======== Gegebene Daten
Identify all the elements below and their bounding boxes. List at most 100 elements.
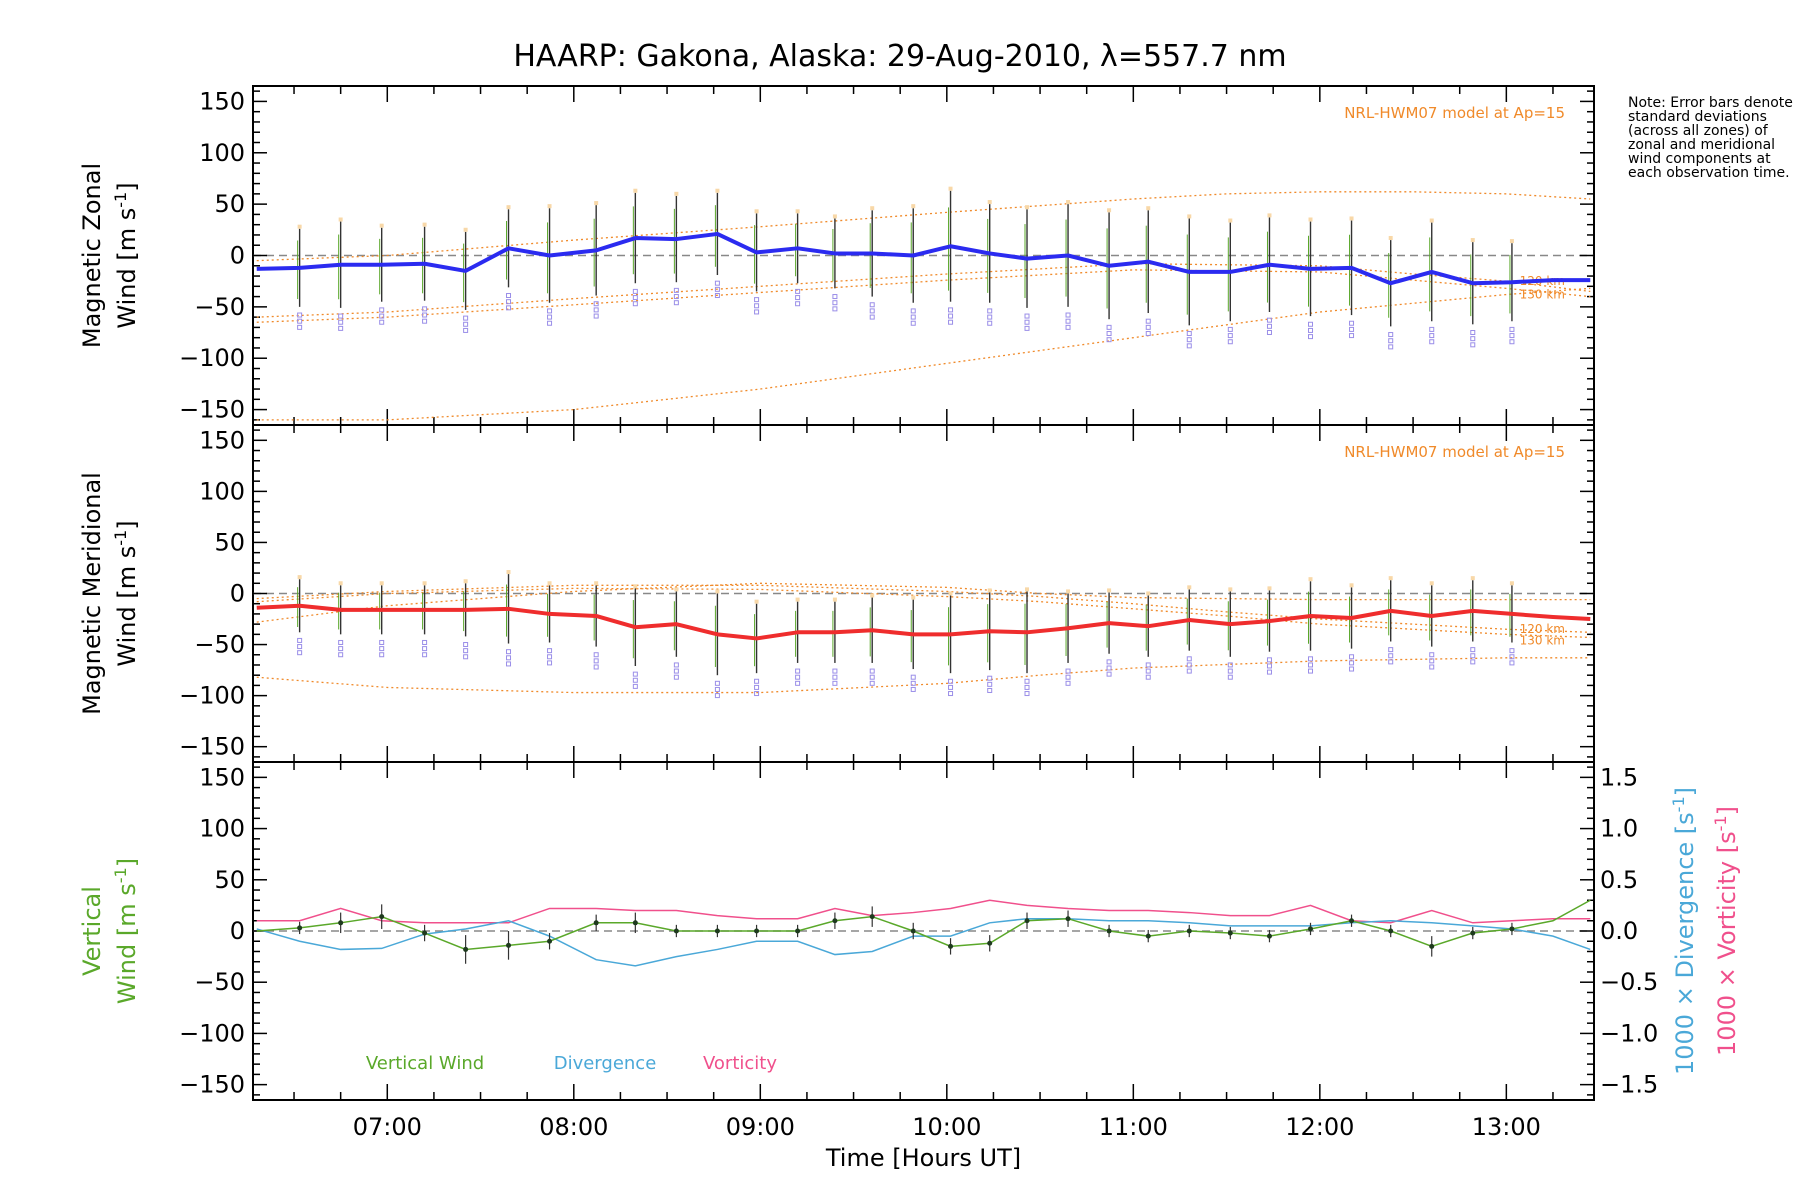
- zone-marker-top: [463, 579, 468, 584]
- unit-text: Wind [m s: [113, 546, 141, 667]
- zone-marker-top: [795, 597, 800, 602]
- zone-marker-top: [870, 206, 875, 211]
- y-tick-label: −50: [194, 631, 245, 659]
- zone-marker: [338, 652, 344, 658]
- zone-marker: [593, 313, 599, 319]
- zone-marker: [754, 691, 760, 697]
- zone-marker: [714, 693, 720, 699]
- zone-marker: [547, 654, 553, 660]
- divergence-axis-label-sup: -1: [1669, 796, 1688, 812]
- unit-text: Wind [m s: [113, 208, 141, 329]
- zone-marker: [1429, 652, 1435, 658]
- zone-marker: [506, 293, 512, 299]
- zone-marker-top: [379, 581, 384, 586]
- y-axis-label-unit: Wind [m s-1]: [111, 520, 141, 666]
- zone-marker: [1429, 333, 1435, 339]
- y-tick-label: −150: [179, 396, 245, 424]
- zone-marker-top: [1308, 577, 1313, 582]
- zone-marker: [673, 300, 679, 306]
- y-tick-label: −100: [179, 1019, 245, 1047]
- zone-marker-top: [1429, 218, 1434, 223]
- zone-marker-top: [1267, 586, 1272, 591]
- data-point: [632, 920, 638, 926]
- zone-marker: [1227, 674, 1233, 680]
- zone-marker: [1186, 656, 1192, 662]
- data-point: [910, 928, 916, 934]
- zone-marker: [1388, 653, 1394, 659]
- zone-marker: [1429, 339, 1435, 345]
- y-tick-label: 50: [214, 190, 245, 218]
- data-point: [1470, 930, 1476, 936]
- zone-marker: [1470, 659, 1476, 665]
- unit-sup: -1: [111, 867, 130, 883]
- zone-marker: [422, 639, 428, 645]
- zone-marker: [338, 325, 344, 331]
- series-line-vertical-wind: [256, 899, 1591, 951]
- data-point: [422, 930, 428, 936]
- zone-marker-top: [987, 200, 992, 205]
- zone-marker-top: [948, 186, 953, 191]
- series-line-divergence: [256, 917, 1591, 967]
- zone-marker: [463, 642, 469, 648]
- zone-marker: [338, 313, 344, 319]
- unit-close: ]: [113, 182, 141, 191]
- zone-marker: [1024, 691, 1030, 697]
- model-label: NRL-HWM07 model at Ap=15: [1344, 443, 1565, 461]
- zone-marker: [422, 652, 428, 658]
- y-tick-label: 100: [199, 139, 245, 167]
- zone-marker-top: [547, 204, 552, 209]
- data-point: [1266, 933, 1272, 939]
- zone-marker: [1024, 325, 1030, 331]
- data-point: [673, 928, 679, 934]
- zone-marker: [379, 652, 385, 658]
- y-tick-label: 50: [214, 528, 245, 556]
- zone-marker: [832, 668, 838, 674]
- zone-marker: [1429, 664, 1435, 670]
- zone-marker: [1106, 659, 1112, 665]
- zone-marker: [1024, 678, 1030, 684]
- divergence-axis-label-text: 1000 × Divergence [s: [1671, 812, 1699, 1075]
- y-tick-label: 100: [199, 815, 245, 843]
- zone-marker: [673, 662, 679, 668]
- zone-marker: [869, 314, 875, 320]
- x-tick-label: 10:00: [912, 1113, 981, 1141]
- y-tick-label: 100: [199, 477, 245, 505]
- model-line: [256, 582, 1591, 623]
- zone-marker: [338, 639, 344, 645]
- zone-marker: [422, 646, 428, 652]
- data-point: [1227, 930, 1233, 936]
- zone-marker: [910, 686, 916, 692]
- zone-marker: [1349, 654, 1355, 660]
- zone-marker: [379, 319, 385, 325]
- zone-marker: [832, 674, 838, 680]
- zone-marker: [795, 295, 801, 301]
- zone-marker: [987, 314, 993, 320]
- zone-marker-top: [674, 191, 679, 196]
- data-point: [506, 942, 512, 948]
- zone-marker: [1470, 336, 1476, 342]
- zone-marker: [987, 308, 993, 314]
- zone-marker: [795, 668, 801, 674]
- data-point: [297, 925, 303, 931]
- zone-marker-top: [1107, 588, 1112, 593]
- zone-marker: [1186, 331, 1192, 337]
- zone-marker-top: [832, 214, 837, 219]
- zone-marker: [1349, 320, 1355, 326]
- zone-marker: [1470, 329, 1476, 335]
- zone-marker: [1349, 333, 1355, 339]
- zone-marker-top: [1228, 587, 1233, 592]
- data-point: [948, 943, 954, 949]
- x-tick-label: 07:00: [353, 1113, 422, 1141]
- zone-marker: [547, 660, 553, 666]
- zone-marker: [948, 313, 954, 319]
- data-point: [463, 946, 469, 952]
- zone-marker: [1145, 331, 1151, 337]
- unit-close: ]: [113, 858, 141, 867]
- zone-marker-top: [1228, 218, 1233, 223]
- zone-marker: [1065, 318, 1071, 324]
- zone-marker-top: [987, 588, 992, 593]
- zone-marker-top: [754, 209, 759, 214]
- zone-marker: [673, 668, 679, 674]
- y-tick-label: −50: [194, 293, 245, 321]
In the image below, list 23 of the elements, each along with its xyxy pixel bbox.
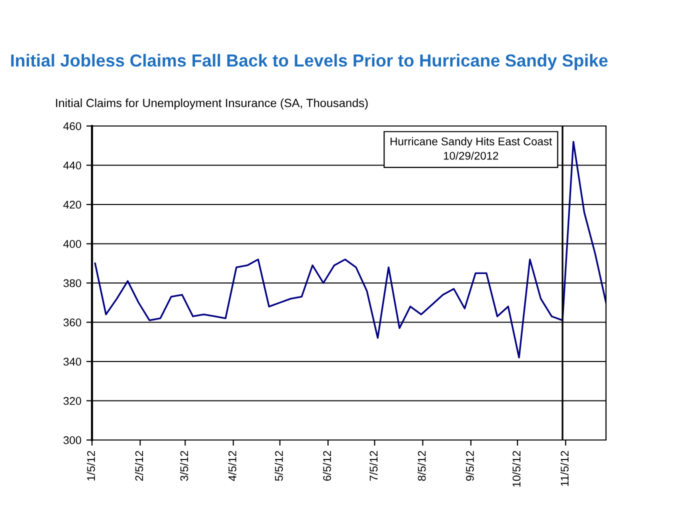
- x-tick-label: 10/5/12: [512, 450, 520, 487]
- x-tick-label: 2/5/12: [134, 450, 144, 481]
- y-tick-label: 320: [63, 397, 82, 405]
- chart-title: Initial Jobless Claims Fall Back to Levels Prior to Hurricane Sandy Spike: [11, 54, 608, 70]
- x-tick-label: 5/5/12: [274, 450, 283, 481]
- y-tick-label: 380: [63, 279, 82, 288]
- y-axis-title: Initial Claims for Unemployment Insurance (SA, Thousands): [56, 98, 368, 110]
- x-tick-label: 4/5/12: [228, 450, 236, 482]
- x-tick-label: 11/5/12: [560, 450, 569, 486]
- x-tick-label: 7/5/12: [369, 450, 378, 481]
- y-tick-label: 420: [63, 200, 82, 209]
- y-tick-label: 300: [63, 436, 82, 444]
- x-tick-label: 1/5/12: [86, 450, 95, 480]
- y-tick-label: 340: [63, 358, 82, 366]
- y-tick-label: 440: [63, 162, 82, 170]
- ref-line-label: Hurricane Sandy Hits East Coast 10/29/2012: [390, 137, 552, 160]
- x-tick-label: 3/5/12: [180, 450, 188, 481]
- x-tick-label: 6/5/12: [322, 450, 332, 481]
- y-tick-label: 460: [63, 122, 82, 130]
- y-tick-label: 360: [63, 318, 82, 326]
- x-tick-label: 8/5/12: [418, 450, 426, 481]
- y-tick-label: 400: [63, 240, 82, 248]
- x-tick-label: 9/5/12: [466, 450, 474, 481]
================
* Aufgabenstellung
Schreiben Sie die gesamten Daten oben Zeile für Zeile unverändert ab. Lassen Sie die Bilder dabei weg.

* Ergebnis der Aufgabe
Identify all the elements below and their bounding boxes. List at most 100 elements.
- zone-marker-top: [463, 579, 468, 584]
- unit-text: Wind [m s: [113, 546, 141, 667]
- zone-marker-top: [795, 597, 800, 602]
- zone-marker-top: [870, 206, 875, 211]
- y-tick-label: −50: [194, 631, 245, 659]
- zone-marker: [338, 652, 344, 658]
- zone-marker: [593, 313, 599, 319]
- zone-marker: [754, 691, 760, 697]
- zone-marker: [714, 693, 720, 699]
- zone-marker: [547, 654, 553, 660]
- divergence-axis-label-sup: -1: [1669, 796, 1688, 812]
- unit-text: Wind [m s: [113, 208, 141, 329]
- zone-marker: [1429, 652, 1435, 658]
- zone-marker: [506, 293, 512, 299]
- zone-marker-top: [379, 581, 384, 586]
- y-axis-label-unit: Wind [m s-1]: [111, 520, 141, 666]
- zone-marker: [1429, 333, 1435, 339]
- y-tick-label: −150: [179, 396, 245, 424]
- zone-marker-top: [1308, 577, 1313, 582]
- zone-marker: [673, 300, 679, 306]
- y-tick-label: −100: [179, 1019, 245, 1047]
- zone-marker-top: [1429, 218, 1434, 223]
- zone-marker-top: [1267, 586, 1272, 591]
- data-point: [632, 920, 638, 926]
- zone-marker: [1227, 674, 1233, 680]
- zone-marker: [1186, 656, 1192, 662]
- data-point: [910, 928, 916, 934]
- zone-marker: [1388, 653, 1394, 659]
- zone-marker: [1429, 339, 1435, 345]
- y-tick-label: 50: [214, 190, 245, 218]
- data-point: [1470, 930, 1476, 936]
- zone-marker: [1470, 659, 1476, 665]
- unit-sup: -1: [111, 867, 130, 883]
- zone-marker: [422, 639, 428, 645]
- zone-marker: [338, 325, 344, 331]
- series-line-vertical-wind: [256, 899, 1591, 951]
- data-point: [422, 930, 428, 936]
- zone-marker-top: [987, 200, 992, 205]
- zone-marker-top: [948, 186, 953, 191]
- series-line-divergence: [256, 917, 1591, 967]
- zone-marker: [463, 642, 469, 648]
- zone-marker: [338, 313, 344, 319]
- unit-close: ]: [113, 182, 141, 191]
- zone-marker: [1024, 691, 1030, 697]
- model-label: NRL-HWM07 model at Ap=15: [1344, 443, 1565, 461]
- zone-marker: [422, 652, 428, 658]
- y-tick-label: 100: [199, 139, 245, 167]
- zone-marker-top: [547, 204, 552, 209]
- data-point: [1266, 933, 1272, 939]
- zone-marker: [1024, 325, 1030, 331]
- data-point: [673, 928, 679, 934]
- zone-marker: [379, 652, 385, 658]
- y-tick-label: 50: [214, 528, 245, 556]
- zone-marker: [832, 668, 838, 674]
- zone-marker: [1429, 664, 1435, 670]
- zone-marker: [1106, 659, 1112, 665]
- zone-marker: [1024, 678, 1030, 684]
- divergence-axis-label-text: 1000 × Divergence [s: [1671, 812, 1699, 1075]
- y-tick-label: 100: [199, 815, 245, 843]
- zone-marker: [673, 662, 679, 668]
- zone-marker: [869, 314, 875, 320]
- x-tick-label: 10:00: [912, 1113, 981, 1141]
- y-tick-label: 100: [199, 477, 245, 505]
- model-line: [256, 582, 1591, 623]
- zone-marker: [338, 639, 344, 645]
- zone-marker: [422, 646, 428, 652]
- data-point: [1227, 930, 1233, 936]
- zone-marker: [910, 686, 916, 692]
- zone-marker: [1349, 654, 1355, 660]
- zone-marker: [379, 319, 385, 325]
- zone-marker: [832, 674, 838, 680]
- zone-marker: [795, 295, 801, 301]
- zone-marker: [987, 314, 993, 320]
- zone-marker-top: [674, 191, 679, 196]
- data-point: [506, 942, 512, 948]
- zone-marker: [1470, 336, 1476, 342]
- zone-marker: [987, 308, 993, 314]
- zone-marker: [795, 668, 801, 674]
- data-point: [297, 925, 303, 931]
- zone-marker-top: [1107, 588, 1112, 593]
- zone-marker: [1186, 331, 1192, 337]
- zone-marker-top: [832, 214, 837, 219]
- zone-marker: [1349, 320, 1355, 326]
- zone-marker: [1470, 329, 1476, 335]
- zone-marker: [1349, 333, 1355, 339]
- zone-marker-top: [1228, 587, 1233, 592]
- data-point: [948, 943, 954, 949]
- x-tick-label: 07:00: [353, 1113, 422, 1141]
- zone-marker: [547, 660, 553, 666]
- zone-marker: [948, 313, 954, 319]
- data-point: [463, 946, 469, 952]
- zone-marker: [1145, 331, 1151, 337]
- unit-close: ]: [113, 858, 141, 867]
- zone-marker-top: [1228, 218, 1233, 223]
- zone-marker: [1065, 318, 1071, 324]
- zone-marker-top: [987, 588, 992, 593]
- zone-marker-top: [754, 209, 759, 214]
- zone-marker: [673, 668, 679, 674]
- y-tick-label: −50: [194, 293, 245, 321]
In the image below, list 23 of the elements, each along with its xyxy pixel bbox.
- x-tick-label: 10/5/12: [512, 450, 520, 487]
- x-tick-label: 2/5/12: [134, 450, 144, 481]
- y-tick-label: 320: [63, 397, 82, 405]
- chart-title: Initial Jobless Claims Fall Back to Levels Prior to Hurricane Sandy Spike: [11, 54, 608, 70]
- x-tick-label: 5/5/12: [274, 450, 283, 481]
- y-tick-label: 380: [63, 279, 82, 288]
- y-axis-title: Initial Claims for Unemployment Insurance (SA, Thousands): [56, 98, 368, 110]
- x-tick-label: 4/5/12: [228, 450, 236, 482]
- x-tick-label: 11/5/12: [560, 450, 569, 486]
- x-tick-label: 7/5/12: [369, 450, 378, 481]
- y-tick-label: 420: [63, 200, 82, 209]
- y-tick-label: 300: [63, 436, 82, 444]
- x-tick-label: 1/5/12: [86, 450, 95, 480]
- y-tick-label: 340: [63, 358, 82, 366]
- y-tick-label: 440: [63, 162, 82, 170]
- ref-line-label: Hurricane Sandy Hits East Coast 10/29/2012: [390, 137, 552, 160]
- x-tick-label: 3/5/12: [180, 450, 188, 481]
- x-tick-label: 6/5/12: [322, 450, 332, 481]
- y-tick-label: 460: [63, 122, 82, 130]
- y-tick-label: 360: [63, 318, 82, 326]
- x-tick-label: 8/5/12: [418, 450, 426, 481]
- y-tick-label: 400: [63, 240, 82, 248]
- x-tick-label: 9/5/12: [466, 450, 474, 481]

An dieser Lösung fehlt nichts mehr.